Written instruction A = According to the article on US sanctions and Lebanon, why does Lebanon have an advantage as a gateway for international investors seeking Middle Eastern markets? Answer in one to three sentences.
Written instruction B = Extend the article on US sanctions against Lebanese politicians with new text that follows on from its final sentence.

++++ Selected extract

Will Fresh US Sanctions Crush Lebanon’s Regional Hub Status?
For all its instability and struggles with corruption, Lebanon has traditionally occupied an outsized role in the Middle East. Its mature banking sector, multilingual population and its region-leading universities give Lebanon a competitive advantage as a gateway for international investors looking to access Middle Eastern markets.
Yet recent US moves to sanction key politicians risk upending Lebanon’s hub status and its fragile political equilibrium. On Friday 6 November 2020, the US Office of Foreign Assets Control (OFAC) added senior Lebanese politician Gibran Bassil to its sanctions list, under the Global Magnistky Act. This is the first time the act, which OFAC can use to sanction individuals it considers guilty of corruption or human rights abuse, has been used in Lebanon. In Bassil’s case, OFAC cites his “role in corruption in Lebanon” as the reason for his designation, but observers believe Bassil’s links to Iran-backed Hezbollah were the true cause.
Shortly before Bassil’s November 2020 designation, several other Lebanese politicians with Hezbollah affiliations were sanctioned. On 8 September 2020, two former government ministers Yusuf Finyanus and Ali Hassan Khalil were sanctioned owing to their alleged provision of material support to Hezbollah.

++++++++
++++ Extracted records

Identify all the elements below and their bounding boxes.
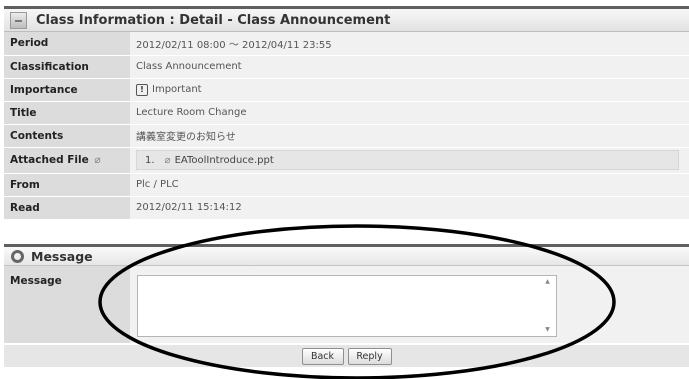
read-row: Read 2012/02/11 15:14:12 bbox=[4, 196, 689, 220]
title-row: Title Lecture Room Change bbox=[4, 101, 689, 125]
message-label: Message bbox=[4, 266, 130, 343]
message-bubble-icon bbox=[11, 249, 24, 263]
period-row: Period 2012/02/11 08:00 ～ 2012/04/11 23:… bbox=[4, 32, 689, 56]
message-cell: ▲ ▼ bbox=[130, 266, 689, 343]
attached-file-label-cell: Attached File ⌀ bbox=[4, 147, 130, 174]
attachment-index: 1. bbox=[145, 154, 155, 166]
paperclip-icon: ⌀ bbox=[94, 154, 101, 166]
importance-value: Important bbox=[152, 83, 202, 95]
message-section-header: Message bbox=[4, 244, 689, 266]
button-bar: Back Reply bbox=[4, 345, 689, 367]
attachment-item: 1. ⌀ EAToolIntroduce.ppt bbox=[136, 150, 679, 170]
classification-row: Classification Class Announcement bbox=[4, 55, 689, 79]
importance-label: Importance bbox=[4, 78, 130, 102]
read-label: Read bbox=[4, 196, 130, 220]
reply-button[interactable]: Reply bbox=[347, 347, 392, 365]
attached-file-cell: 1. ⌀ EAToolIntroduce.ppt bbox=[130, 147, 689, 174]
exclamation-icon: ! bbox=[136, 83, 148, 96]
importance-cell: ! Important bbox=[130, 78, 689, 102]
detail-table: Period 2012/02/11 08:00 ～ 2012/04/11 23:… bbox=[4, 32, 689, 220]
from-label: From bbox=[4, 173, 130, 197]
read-value: 2012/02/11 15:14:12 bbox=[130, 196, 689, 220]
from-row: From Plc / PLC bbox=[4, 173, 689, 197]
attached-file-row: Attached File ⌀ 1. ⌀ EAToolIntroduce.ppt bbox=[4, 147, 689, 174]
page-title: Class Information : Detail - Class Annou… bbox=[36, 12, 391, 28]
attachment-paperclip-icon: ⌀ bbox=[164, 154, 171, 166]
detail-panel-header: Class Information : Detail - Class Annou… bbox=[4, 6, 689, 32]
period-label: Period bbox=[4, 32, 130, 56]
classification-value: Class Announcement bbox=[130, 55, 689, 79]
scroll-down-arrow-icon[interactable]: ▼ bbox=[542, 325, 553, 335]
contents-label: Contents bbox=[4, 124, 130, 148]
contents-row: Contents 講義室変更のお知らせ bbox=[4, 124, 689, 148]
contents-value: 講義室変更のお知らせ bbox=[130, 124, 689, 148]
title-label: Title bbox=[4, 101, 130, 125]
message-textarea[interactable] bbox=[137, 275, 557, 337]
message-row: Message ▲ ▼ bbox=[4, 266, 689, 343]
period-value: 2012/02/11 08:00 ～ 2012/04/11 23:55 bbox=[130, 32, 689, 56]
importance-row: Importance ! Important bbox=[4, 78, 689, 102]
back-button[interactable]: Back bbox=[301, 347, 344, 365]
attached-file-label: Attached File bbox=[10, 154, 89, 166]
from-value: Plc / PLC bbox=[130, 173, 689, 197]
scroll-up-arrow-icon[interactable]: ▲ bbox=[542, 277, 553, 287]
title-value: Lecture Room Change bbox=[130, 101, 689, 125]
message-section-title: Message bbox=[31, 248, 93, 264]
classification-label: Classification bbox=[4, 55, 130, 79]
attachment-link[interactable]: EAToolIntroduce.ppt bbox=[175, 155, 274, 166]
minimize-icon[interactable] bbox=[10, 11, 27, 29]
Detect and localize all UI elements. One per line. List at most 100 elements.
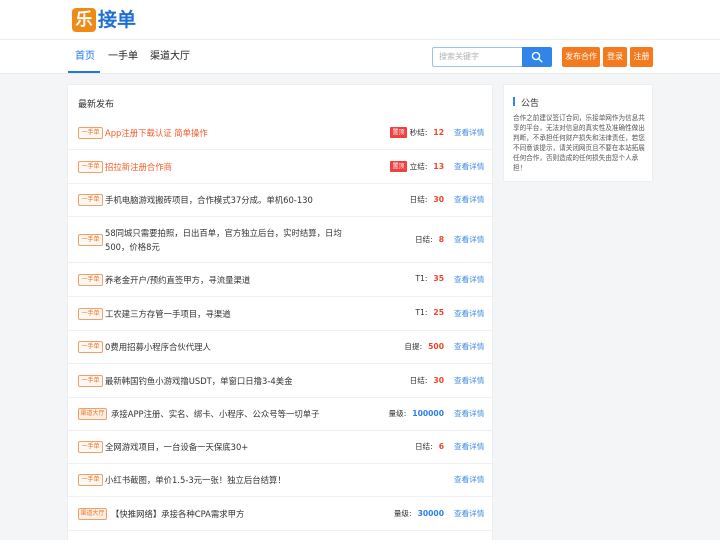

++++++++

Task result A = The article credits Lebanon's mature banking sector, its multilingual population and its region-leading universities. These give it a competitive advantage as a gateway for international investors who want access to Middle Eastern markets.

Task result B =
These and other recent sanctions represent a marked shift in US policy, which has gone from focusing on Hezbollah officials and their established commercial interests to pursuing Hezbollah’s political allies in other political parties (all three of those recently designated belong to different political parties). Apart from sending shockwaves through Lebanon’s political circles, the policy shift has unsettled many local and regional investors with interests in Lebanon.
Lebanon’s political landscape defies easy summary, but rests on an uneasy balance between its main religious sects - including Maronite Christians, and Sunni and Shia Muslims - and their complex historical relationships with outside powers. OFAC-sanctioned Hezbollah looms large over this landscape as the key champion of the Shias.
Summary of Lebanon sanctions
Over the past decade the US has implemented sanctions sparingly on Lebanon, choosing generally not to disrupt the delicate balance of fierce sectarian tensions and geopolitical interests that plague the country’s modern political history.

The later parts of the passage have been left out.